[TASK GOAL] Give back the full material, exactly as it reads.

[Dataset listings of figures]
# # # # #

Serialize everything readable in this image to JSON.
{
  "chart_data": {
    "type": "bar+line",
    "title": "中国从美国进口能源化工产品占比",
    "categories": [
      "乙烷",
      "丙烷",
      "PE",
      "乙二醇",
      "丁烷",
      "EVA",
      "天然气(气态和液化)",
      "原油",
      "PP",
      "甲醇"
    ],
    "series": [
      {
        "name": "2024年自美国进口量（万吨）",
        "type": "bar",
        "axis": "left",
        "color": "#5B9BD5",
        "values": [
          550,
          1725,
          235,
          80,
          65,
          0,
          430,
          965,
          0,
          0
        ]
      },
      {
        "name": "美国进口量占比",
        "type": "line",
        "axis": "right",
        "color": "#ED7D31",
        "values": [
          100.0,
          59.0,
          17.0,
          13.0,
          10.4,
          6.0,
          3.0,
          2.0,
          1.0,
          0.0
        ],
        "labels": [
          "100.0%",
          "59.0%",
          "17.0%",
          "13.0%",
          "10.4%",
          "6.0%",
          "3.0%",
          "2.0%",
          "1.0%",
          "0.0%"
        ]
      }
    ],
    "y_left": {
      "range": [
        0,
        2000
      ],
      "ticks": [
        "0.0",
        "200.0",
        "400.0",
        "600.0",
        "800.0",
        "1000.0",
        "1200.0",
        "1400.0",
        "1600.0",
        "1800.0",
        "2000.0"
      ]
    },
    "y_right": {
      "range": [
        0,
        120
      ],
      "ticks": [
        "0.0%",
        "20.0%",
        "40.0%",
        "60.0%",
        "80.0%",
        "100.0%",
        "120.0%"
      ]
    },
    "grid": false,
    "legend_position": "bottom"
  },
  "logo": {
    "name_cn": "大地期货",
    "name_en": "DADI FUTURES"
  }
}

# # # # #

[RESULT OF THE EXERCISE]
Serialize everything readable in this image to JSON.
{
  "chart_data": {
    "type": "bar+line",
    "title": "中国从美国进口能源化工产品占比",
    "categories": [
      "乙烷",
      "丙烷",
      "PE",
      "乙二醇",
      "丁烷",
      "EVA",
      "天然气(气态和液化)",
      "原油",
      "PP",
      "甲醇"
    ],
    "series": [
      {
        "name": "2024年自美国进口量（万吨）",
        "type": "bar",
        "axis": "left",
        "color": "#5B9BD5",
        "values": [
          550,
          1725,
          235,
          80,
          65,
          0,
          430,
          965,
          0,
          0
        ]
      },
      {
        "name": "美国进口量占比",
        "type": "line",
        "axis": "right",
        "color": "#ED7D31",
        "values": [
          100.0,
          59.0,
          17.0,
          13.0,
          10.4,
          6.0,
          3.0,
          2.0,
          1.0,
          0.0
        ],
        "labels": [
          "100.0%",
          "59.0%",
          "17.0%",
          "13.0%",
          "10.4%",
          "6.0%",
          "3.0%",
          "2.0%",
          "1.0%",
          "0.0%"
        ]
      }
    ],
    "y_left": {
      "range": [
        0,
        2000
      ],
      "ticks": [
        "0.0",
        "200.0",
        "400.0",
        "600.0",
        "800.0",
        "1000.0",
        "1200.0",
        "1400.0",
        "1600.0",
        "1800.0",
        "2000.0"
      ]
    },
    "y_right": {
      "range": [
        0,
        120
      ],
      "ticks": [
        "0.0%",
        "20.0%",
        "40.0%",
        "60.0%",
        "80.0%",
        "100.0%",
        "120.0%"
      ]
    },
    "grid": false,
    "legend_position": "bottom"
  },
  "logo": {
    "name_cn": "大地期货",
    "name_en": "DADI FUTURES"
  }
}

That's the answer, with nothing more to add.